(Dataset excerpt)

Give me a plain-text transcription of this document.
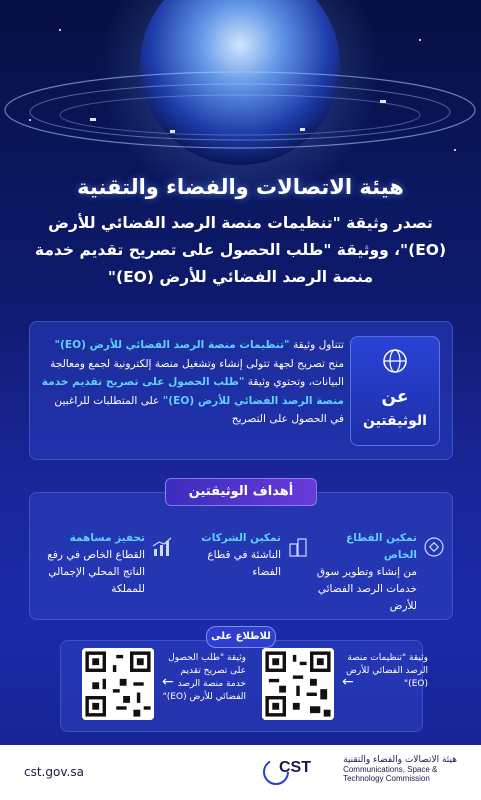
هيئة الاتصالات والفضاء والتقنية
تصدر وثيقة "تنظيمات منصة الرصد الفضائي للأرض (EO)"، ووثيقة "طلب الحصول على تصريح تقديم خدمة منصة الرصد الفضائي للأرض (EO)"
عن
الوثيقتين
تتناول وثيقة "تنظيمات منصة الرصد الفضائي للأرض (EO)" منح تصريح لجهة تتولى إنشاء وتشغيل منصة إلكترونية لجمع ومعالجة البيانات، وتحتوي وثيقة "طلب الحصول على تصريح تقديم خدمة منصة الرصد الفضائي للأرض (EO)" على المتطلبات للراغبين في الحصول على التصريح
أهداف الوثيقتين
تمكين القطاع الخاص
من إنشاء وتطوير سوق خدمات الرصد الفضائي للأرض
تمكين الشركات
الناشئة في قطاع الفضاء
تحفيز مساهمة
القطاع الخاص في رفع الناتج المحلي الإجمالي للمملكة
للاطلاع على
وثيقة "تنظيمات منصة الرصد الفضائي للأرض (EO)"
←
وثيقة "طلب الحصول على تصريح تقديم خدمة منصة الرصد الفضائي للأرض (EO)"
←
cst.gov.sa	CST	هيئة الاتصالات والفضاء والتقنية
Communications, Space &
Technology Commission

Problem to solve ▸
Omit the pictures and give the material again, exactly and in full.

Final result ▸
Give me a plain-text transcription of this document.
هيئة الاتصالات والفضاء والتقنية
تصدر وثيقة "تنظيمات منصة الرصد الفضائي للأرض (EO)"، ووثيقة "طلب الحصول على تصريح تقديم خدمة منصة الرصد الفضائي للأرض (EO)"
عن
الوثيقتين
تتناول وثيقة "تنظيمات منصة الرصد الفضائي للأرض (EO)" منح تصريح لجهة تتولى إنشاء وتشغيل منصة إلكترونية لجمع ومعالجة البيانات، وتحتوي وثيقة "طلب الحصول على تصريح تقديم خدمة منصة الرصد الفضائي للأرض (EO)" على المتطلبات للراغبين في الحصول على التصريح
أهداف الوثيقتين
تمكين القطاع الخاص
من إنشاء وتطوير سوق خدمات الرصد الفضائي للأرض
تمكين الشركات
الناشئة في قطاع الفضاء
تحفيز مساهمة
القطاع الخاص في رفع الناتج المحلي الإجمالي للمملكة
للاطلاع على
وثيقة "تنظيمات منصة الرصد الفضائي للأرض (EO)"
←
وثيقة "طلب الحصول على تصريح تقديم خدمة منصة الرصد الفضائي للأرض (EO)"
←
cst.gov.sa	CST	هيئة الاتصالات والفضاء والتقنية
Communications, Space &
Technology Commission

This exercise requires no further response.